■ **Document section**:
--- start ---

For the analysis of pavement temperature, the standard node-link system was employed to aggregate the data into a single median value on a daily basis, which served as a representative measure of central tendency. Nevertheless, as the measurements of pavement temperature obtained from moving vehicles may include outliers due to factors like debris on the road, driving on the shoulder lane, intermittent stops during patrolling, and so on, it was crucial to adopt a careful aggregation method to address any unforeseen consequences caused by these outliers. Among the three commonly used measures of central tendency (mean, median, and mode), the median was chosen because it is less influenced by extreme observations [18, 19].
4.1.3. Analysis of Pavement Temperature and Atmospheric Data
Fig. (4) depicts a graph illustrating the pavement temperature and air temperature recorded at one of the aforementioned three bridges. Similar patterns were observed at the other two bridges. Overall, the bridge temperature was consistently lower than the air temperature, with the air temperature exhibiting greater variability. table 1 and 2 display that, on average, the bridge temperature was approximately 2 times lower than the air temperature, while the maximum temperature reached about 4 °C higher. In contrast, the air temperature had a minimum temperature of approximately 2 °C lower than the pavement temperature. Unlike the air temperature, which fluctuates considerably due to air flow, the pavement temperature is presumed to exhibit relatively low variability due to the geothermal and latent heat properties of the structure, as shown in Fig. (5).

--- end ---

■ **Record extracts**:
--- start ---

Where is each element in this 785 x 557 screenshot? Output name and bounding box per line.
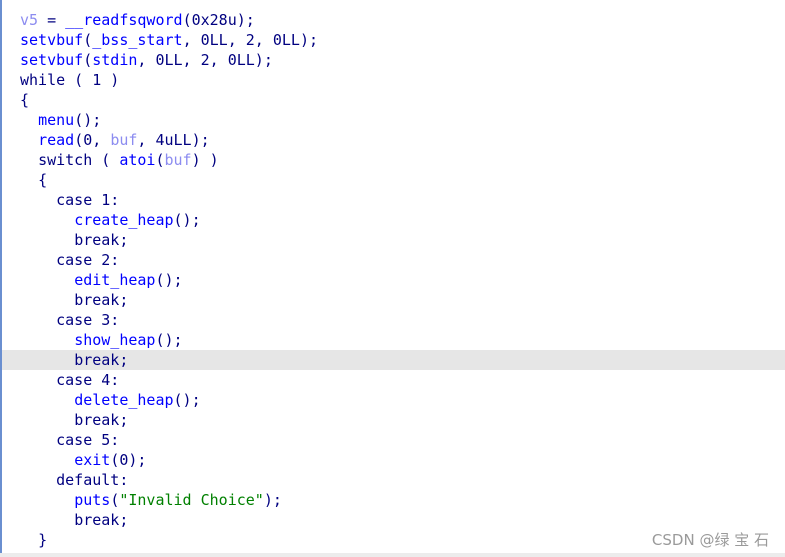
code-token-fn[interactable]: __readfsqword [65, 11, 182, 29]
code-token-kw: break; [74, 411, 129, 429]
code-token-kw: default: [56, 471, 129, 489]
code-token-var[interactable]: buf [110, 131, 137, 149]
code-token-str: "Invalid Choice" [119, 491, 264, 509]
code-token-p: , 0LL, 2, 0LL); [137, 51, 273, 69]
code-token-p: ( [110, 491, 120, 509]
code-line[interactable]: break; [20, 290, 785, 310]
code-token-kw: break; [74, 291, 129, 309]
code-token-kw: switch ( [38, 151, 120, 169]
code-line[interactable]: case 1: [20, 190, 785, 210]
code-line[interactable]: { [20, 90, 785, 110]
code-token-fn[interactable]: edit_heap [74, 271, 155, 289]
code-token-var[interactable]: v5 [20, 11, 38, 29]
code-line[interactable]: case 4: [20, 370, 785, 390]
code-line[interactable]: edit_heap(); [20, 270, 785, 290]
code-line[interactable]: puts("Invalid Choice"); [20, 490, 785, 510]
code-token-p: (); [155, 331, 183, 349]
pseudocode-view[interactable]: v5 = __readfsqword(0x28u); setvbuf(_bss_s… [0, 0, 785, 553]
code-token-kw: break; [74, 231, 129, 249]
code-token-p: { [38, 171, 48, 189]
code-token-p: (0x28u); [182, 11, 255, 29]
code-line[interactable]: { [20, 170, 785, 190]
watermark: CSDN @绿 宝 石 [651, 531, 769, 549]
code-line[interactable]: read(0, buf, 4uLL); [20, 130, 785, 150]
code-token-fn[interactable]: setvbuf [20, 31, 83, 49]
code-line[interactable]: case 2: [20, 250, 785, 270]
code-token-p: ); [263, 491, 282, 509]
code-token-p: (); [173, 391, 201, 409]
code-token-kw: case 1: [56, 191, 120, 209]
code-line[interactable]: break; [20, 230, 785, 250]
code-token-p: , 0LL, 2, 0LL); [182, 31, 319, 49]
code-token-fn[interactable]: create_heap [74, 211, 173, 229]
code-line[interactable]: break; [20, 510, 785, 530]
code-token-p: , 4uLL); [137, 131, 210, 149]
code-token-kw: while ( 1 ) [20, 71, 120, 89]
code-token-kw: break; [74, 511, 129, 529]
code-line[interactable]: switch ( atoi(buf) ) [20, 150, 785, 170]
code-token-fn[interactable]: setvbuf [20, 51, 83, 69]
horizontal-scrollbar[interactable] [0, 553, 785, 557]
code-token-fn[interactable]: stdin [92, 51, 137, 69]
code-token-p: } [38, 531, 48, 549]
code-token-p: (0, [74, 131, 111, 149]
code-line[interactable]: case 3: [20, 310, 785, 330]
code-line[interactable]: break; [20, 410, 785, 430]
code-line[interactable]: break; [2, 350, 785, 370]
code-token-p: ( [155, 151, 165, 169]
code-token-fn[interactable]: read [38, 131, 74, 149]
code-token-kw: case 3: [56, 311, 120, 329]
code-token-fn[interactable]: puts [74, 491, 110, 509]
code-token-fn[interactable]: delete_heap [74, 391, 173, 409]
code-line[interactable]: delete_heap(); [20, 390, 785, 410]
code-token-fn[interactable]: _bss_start [92, 31, 182, 49]
code-token-p: (); [155, 271, 183, 289]
code-token-p: ( [83, 51, 93, 69]
code-token-p: = [38, 11, 66, 29]
code-line[interactable]: exit(0); [20, 450, 785, 470]
code-line[interactable]: setvbuf(_bss_start, 0LL, 2, 0LL); [20, 30, 785, 50]
code-line[interactable]: default: [20, 470, 785, 490]
code-line[interactable]: while ( 1 ) [20, 70, 785, 90]
code-token-p: (); [74, 111, 102, 129]
code-token-fn[interactable]: atoi [119, 151, 155, 169]
code-line[interactable]: menu(); [20, 110, 785, 130]
code-token-p: ( [83, 31, 93, 49]
code-token-fn[interactable]: exit [74, 451, 110, 469]
code-token-kw: case 2: [56, 251, 120, 269]
code-token-p: { [20, 91, 30, 109]
code-token-kw: case 4: [56, 371, 120, 389]
code-token-p: (); [173, 211, 201, 229]
code-token-fn[interactable]: menu [38, 111, 74, 129]
code-line[interactable]: create_heap(); [20, 210, 785, 230]
code-line[interactable]: v5 = __readfsqword(0x28u); [20, 10, 785, 30]
code-line[interactable]: show_heap(); [20, 330, 785, 350]
code-lines: v5 = __readfsqword(0x28u); setvbuf(_bss_s… [2, 10, 785, 550]
code-token-var[interactable]: buf [165, 151, 192, 169]
code-line[interactable]: setvbuf(stdin, 0LL, 2, 0LL); [20, 50, 785, 70]
code-token-kw: break; [74, 351, 129, 369]
code-token-p: (0); [110, 451, 147, 469]
code-token-fn[interactable]: show_heap [74, 331, 155, 349]
code-line[interactable]: case 5: [20, 430, 785, 450]
code-token-kw: case 5: [56, 431, 120, 449]
code-token-p: ) ) [191, 151, 219, 169]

--- end ---

■ **Aim 1**: In the pavement temperature text, why was the median chosen over the other measures of central tendency?
■ **Aim 2**: Please rewrite the pavement temperature text from "For the analysis" up to and including "observations [18, 19].", replacing "moving vehicles" with "patrol cars".

■ **Written solution 1**: It is less influenced by extreme observations.

■ **Written solution 2**:
For the analysis of pavement temperature, the standard node-link system was employed to aggregate the data into a single median value on a daily basis, which served as a representative measure of central tendency. Nevertheless, as the measurements of pavement temperature obtained from patrol cars may include outliers due to factors like debris on the road, driving on the shoulder lane, intermittent stops during patrolling, and so on, it was crucial to adopt a careful aggregation method to address any unforeseen consequences caused by these outliers. Among the three commonly used measures of central tendency (mean, median, and mode), the median was chosen because it is less influenced by extreme observations [18, 19].